--- begin The data ---

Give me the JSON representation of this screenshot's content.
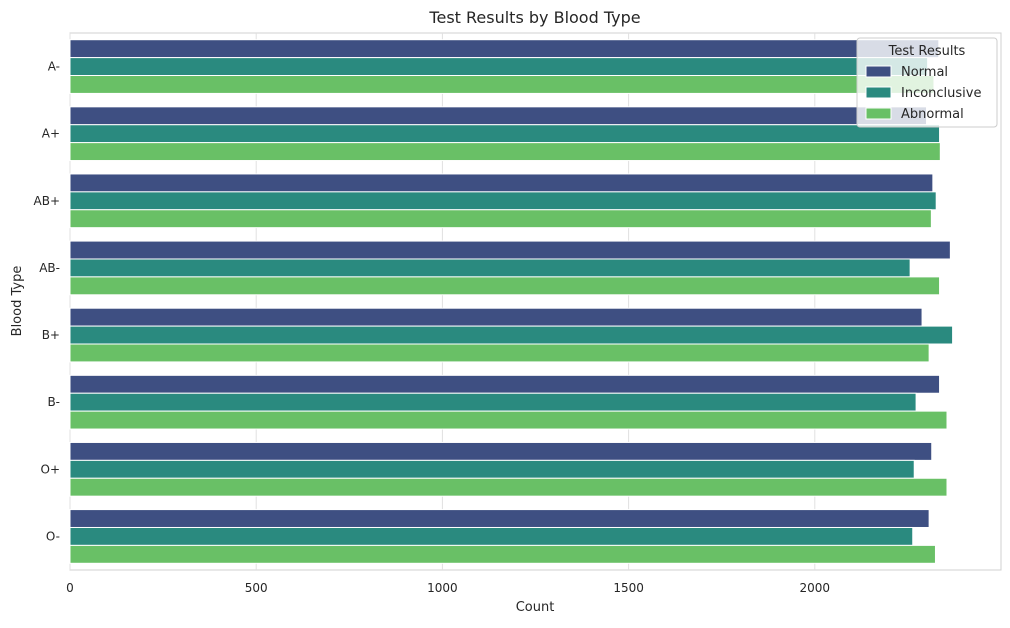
{
  "chart_data": {
    "type": "bar",
    "orientation": "horizontal",
    "title": "Test Results by Blood Type",
    "xlabel": "Count",
    "ylabel": "Blood Type",
    "xlim": [
      0,
      2500
    ],
    "xticks": [
      0,
      500,
      1000,
      1500,
      2000
    ],
    "grid": true,
    "categories": [
      "A-",
      "A+",
      "AB+",
      "AB-",
      "B+",
      "B-",
      "O+",
      "O-"
    ],
    "legend": {
      "title": "Test Results",
      "position": "top-right"
    },
    "series": [
      {
        "name": "Normal",
        "color": "#3e4f82",
        "values": [
          2333,
          2300,
          2317,
          2364,
          2288,
          2335,
          2314,
          2307
        ]
      },
      {
        "name": "Inconclusive",
        "color": "#2a8a7f",
        "values": [
          2303,
          2335,
          2326,
          2256,
          2370,
          2272,
          2267,
          2263
        ]
      },
      {
        "name": "Abnormal",
        "color": "#69c066",
        "values": [
          2320,
          2337,
          2313,
          2335,
          2307,
          2355,
          2355,
          2324
        ]
      }
    ]
  }
}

--- end The data ---

**Your objective:** Make an exact copy of the listing above. Do not include the pictures.

**Solution for this problem:**
Give me the JSON representation of this screenshot's content.
{
  "chart_data": {
    "type": "bar",
    "orientation": "horizontal",
    "title": "Test Results by Blood Type",
    "xlabel": "Count",
    "ylabel": "Blood Type",
    "xlim": [
      0,
      2500
    ],
    "xticks": [
      0,
      500,
      1000,
      1500,
      2000
    ],
    "grid": true,
    "categories": [
      "A-",
      "A+",
      "AB+",
      "AB-",
      "B+",
      "B-",
      "O+",
      "O-"
    ],
    "legend": {
      "title": "Test Results",
      "position": "top-right"
    },
    "series": [
      {
        "name": "Normal",
        "color": "#3e4f82",
        "values": [
          2333,
          2300,
          2317,
          2364,
          2288,
          2335,
          2314,
          2307
        ]
      },
      {
        "name": "Inconclusive",
        "color": "#2a8a7f",
        "values": [
          2303,
          2335,
          2326,
          2256,
          2370,
          2272,
          2267,
          2263
        ]
      },
      {
        "name": "Abnormal",
        "color": "#69c066",
        "values": [
          2320,
          2337,
          2313,
          2335,
          2307,
          2355,
          2355,
          2324
        ]
      }
    ]
  }
}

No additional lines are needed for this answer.